• Advocacy
  • ChildFirst SC
  • Forensic Interview
  • Forensic Medical Exam
  • MDT
  • Therapy

Victim Advocacy

The Met CAC’s Victim Advocate assists clients and their caregivers to traverse the multiple systems they encounter during the investigation and prosecution processes. Victim Advocacy services may include assisting in scheduling appointments; acting as a liaison between the family and law enforcement or prosecution; answering questions about the services provided at the Met CAC; providing referrals to necessary resources; helping caregivers file applications with the State Office of Victim Assistance; and consulting with the Multidisciplinary Team. The Met CAC Victim Advocate seeks to reduce stress and offer assistance to families as needs arise.


Updated 4/27/17


ChildFirst™ SC


ChildFirst TrainingChildFirst TrainingThe Met CAC trains front-line professionals to respond quickly, sensitively and skillfully to cases of alleged child maltreatment. Students learn the skills necessary to conduct an investigative interview --also known as a forensic interview—of a suspected child abuse victim.
The training program, ChildFirst™ South Carolina, is a collaboration between the USC Children’s Law Center and the SC Department of Mental Health at the Met CAC. The interactive course is conducted over five days and includes classroom instruction, homework assignments, skill-building interviews with children and role-play interviews with professional actors portraying victims of child abuse. There is a written examination at the end of the course.

..........

● Activities
1 – Answer these questions from the Met CAC services text:
(a) With which state office does the Victim Advocate help caregivers file applications?
(b) Over how many days is the ChildFirst South Carolina course conducted?
(c) Which two organizations collaborate on the ChildFirst South Carolina training program?
2 – Extend the Met CAC services text beyond its final sentence, keeping its formal tone.

..........

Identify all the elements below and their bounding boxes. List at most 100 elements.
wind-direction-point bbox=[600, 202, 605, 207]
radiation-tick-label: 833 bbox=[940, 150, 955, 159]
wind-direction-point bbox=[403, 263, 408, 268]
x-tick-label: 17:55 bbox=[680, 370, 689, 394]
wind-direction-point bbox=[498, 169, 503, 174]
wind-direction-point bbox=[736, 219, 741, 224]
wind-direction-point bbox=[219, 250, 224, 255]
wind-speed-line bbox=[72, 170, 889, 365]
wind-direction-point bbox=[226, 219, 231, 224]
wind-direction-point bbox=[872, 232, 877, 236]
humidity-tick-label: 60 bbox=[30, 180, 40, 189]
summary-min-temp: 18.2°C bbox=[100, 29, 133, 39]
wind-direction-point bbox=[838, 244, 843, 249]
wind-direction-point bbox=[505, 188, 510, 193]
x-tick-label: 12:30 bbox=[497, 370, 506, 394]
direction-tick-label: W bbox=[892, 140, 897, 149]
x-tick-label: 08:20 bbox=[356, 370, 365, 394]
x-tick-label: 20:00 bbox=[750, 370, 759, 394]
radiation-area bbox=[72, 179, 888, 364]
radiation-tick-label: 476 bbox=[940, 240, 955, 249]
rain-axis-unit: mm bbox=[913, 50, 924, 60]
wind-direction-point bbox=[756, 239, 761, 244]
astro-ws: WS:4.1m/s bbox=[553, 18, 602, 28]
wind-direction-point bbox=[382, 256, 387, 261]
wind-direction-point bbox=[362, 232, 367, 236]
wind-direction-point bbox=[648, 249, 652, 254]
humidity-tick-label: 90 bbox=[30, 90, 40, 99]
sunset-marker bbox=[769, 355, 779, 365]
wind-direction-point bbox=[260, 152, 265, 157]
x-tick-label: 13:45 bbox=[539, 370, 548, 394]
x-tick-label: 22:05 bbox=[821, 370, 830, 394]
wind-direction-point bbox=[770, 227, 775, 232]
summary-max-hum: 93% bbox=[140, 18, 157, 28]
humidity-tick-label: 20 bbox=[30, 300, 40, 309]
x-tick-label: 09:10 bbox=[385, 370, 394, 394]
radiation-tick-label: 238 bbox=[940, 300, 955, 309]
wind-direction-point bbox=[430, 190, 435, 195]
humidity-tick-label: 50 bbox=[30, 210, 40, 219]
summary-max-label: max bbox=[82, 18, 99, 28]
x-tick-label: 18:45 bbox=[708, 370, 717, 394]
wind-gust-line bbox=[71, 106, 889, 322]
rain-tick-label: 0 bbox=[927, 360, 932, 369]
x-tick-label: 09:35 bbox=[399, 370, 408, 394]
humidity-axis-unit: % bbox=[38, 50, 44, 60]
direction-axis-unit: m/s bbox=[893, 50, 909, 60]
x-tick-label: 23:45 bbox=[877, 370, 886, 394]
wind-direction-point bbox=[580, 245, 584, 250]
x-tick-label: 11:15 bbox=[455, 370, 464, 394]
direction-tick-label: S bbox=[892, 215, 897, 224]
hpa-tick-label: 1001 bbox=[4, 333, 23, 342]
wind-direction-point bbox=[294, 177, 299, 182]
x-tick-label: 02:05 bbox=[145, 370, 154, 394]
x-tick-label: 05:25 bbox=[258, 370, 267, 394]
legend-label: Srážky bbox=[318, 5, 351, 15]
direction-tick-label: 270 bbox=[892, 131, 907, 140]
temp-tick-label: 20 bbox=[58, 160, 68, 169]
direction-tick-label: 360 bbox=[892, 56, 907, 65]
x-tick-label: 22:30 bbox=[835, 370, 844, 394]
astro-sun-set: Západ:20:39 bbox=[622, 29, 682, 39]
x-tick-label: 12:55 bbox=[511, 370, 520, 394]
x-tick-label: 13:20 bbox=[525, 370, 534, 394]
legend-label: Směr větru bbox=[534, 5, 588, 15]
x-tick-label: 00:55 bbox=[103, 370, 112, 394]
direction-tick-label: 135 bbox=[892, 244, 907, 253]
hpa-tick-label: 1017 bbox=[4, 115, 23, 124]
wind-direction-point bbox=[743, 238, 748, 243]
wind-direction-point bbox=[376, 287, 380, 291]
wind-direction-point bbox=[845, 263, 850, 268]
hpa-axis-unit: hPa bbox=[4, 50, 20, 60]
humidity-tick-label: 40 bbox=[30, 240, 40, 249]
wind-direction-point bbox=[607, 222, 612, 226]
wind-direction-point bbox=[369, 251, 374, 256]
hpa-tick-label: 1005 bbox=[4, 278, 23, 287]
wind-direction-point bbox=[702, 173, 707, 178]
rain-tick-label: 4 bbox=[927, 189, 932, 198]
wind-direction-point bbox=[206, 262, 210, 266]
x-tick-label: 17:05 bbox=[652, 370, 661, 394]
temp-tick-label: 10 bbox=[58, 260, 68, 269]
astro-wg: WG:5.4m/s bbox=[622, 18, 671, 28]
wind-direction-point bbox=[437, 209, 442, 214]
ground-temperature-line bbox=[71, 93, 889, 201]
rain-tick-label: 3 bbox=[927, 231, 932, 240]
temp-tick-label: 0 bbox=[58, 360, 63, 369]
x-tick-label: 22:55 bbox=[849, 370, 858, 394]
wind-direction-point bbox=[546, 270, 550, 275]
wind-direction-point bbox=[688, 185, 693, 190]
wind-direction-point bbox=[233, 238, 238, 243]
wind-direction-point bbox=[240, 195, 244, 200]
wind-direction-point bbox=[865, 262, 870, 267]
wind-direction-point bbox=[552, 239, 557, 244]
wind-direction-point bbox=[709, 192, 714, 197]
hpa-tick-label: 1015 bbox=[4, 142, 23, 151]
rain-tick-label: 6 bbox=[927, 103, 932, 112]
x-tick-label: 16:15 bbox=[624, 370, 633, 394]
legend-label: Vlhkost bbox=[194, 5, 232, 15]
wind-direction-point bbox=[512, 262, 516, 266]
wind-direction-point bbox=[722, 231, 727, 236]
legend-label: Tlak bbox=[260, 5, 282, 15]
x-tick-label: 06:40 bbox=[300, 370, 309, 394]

..........

● Answers per task
1 –
(a) The State Office of Victim Assistance.
(b) Five days.
(c) The USC Children's Law Center and the SC Department of Mental Health.

2 –
The training has the following objectives:

  • Understanding the ChildFirst™ SC forensic interview protocol;
  • Understanding the benefits of using a multidisciplinary approach when interviewing children about possible abuse;
  • Applying the information and techniques by participating in role-play interviews;
  • Understanding what it means to serve as a “neutral” professional when obtaining information from the child during a forensic interview; and
  • Reading the significant research and professional articles related to the forensic interviewing of children.


Updated 4/27/17



InterviewForensic Interview

One of the Met’s primary missions is to provide forensically sound, developmentally appropriate fact-finding interviews in a child-friendly environment. We interview children and teenagers between the ages of 3 and 18. Additionally, we sometimes provide such interviews to adults with developmental delays or other functional impairments. Our interviews, which are video-recorded, are generally conducted at the request of an involved law enforcement or child protective services agency. Under some circumstances, the Met CAC will conduct an interview at the request of a medical provider. Met CAC interviewers have extensive experience and specialized training in forensic interviewing techniques, as well as child development, childhood disorders, memory and suggestibility, and dynamics of abuse.


Updated 4/27/17


medical examForensic Medical Exam

Children receive specialized medical examinations at the Met by providers who are trained in child abuse pediatrics. We are dedicated to reducing children’s anxiety at every step of the process. Before an examination takes place, children meet the Child Life Specialist (CLS), who has special training in assisting children in medical settings.  The CLS explains every aspect of the exam, using age-appropriate language and orienting the child to the exam room and equipment. The child then meets the medical provider and nurse, and the CLS remains with the child throughout the exam. No part of the process is physically painful, and children are given many choices to reinforce their feelings of control.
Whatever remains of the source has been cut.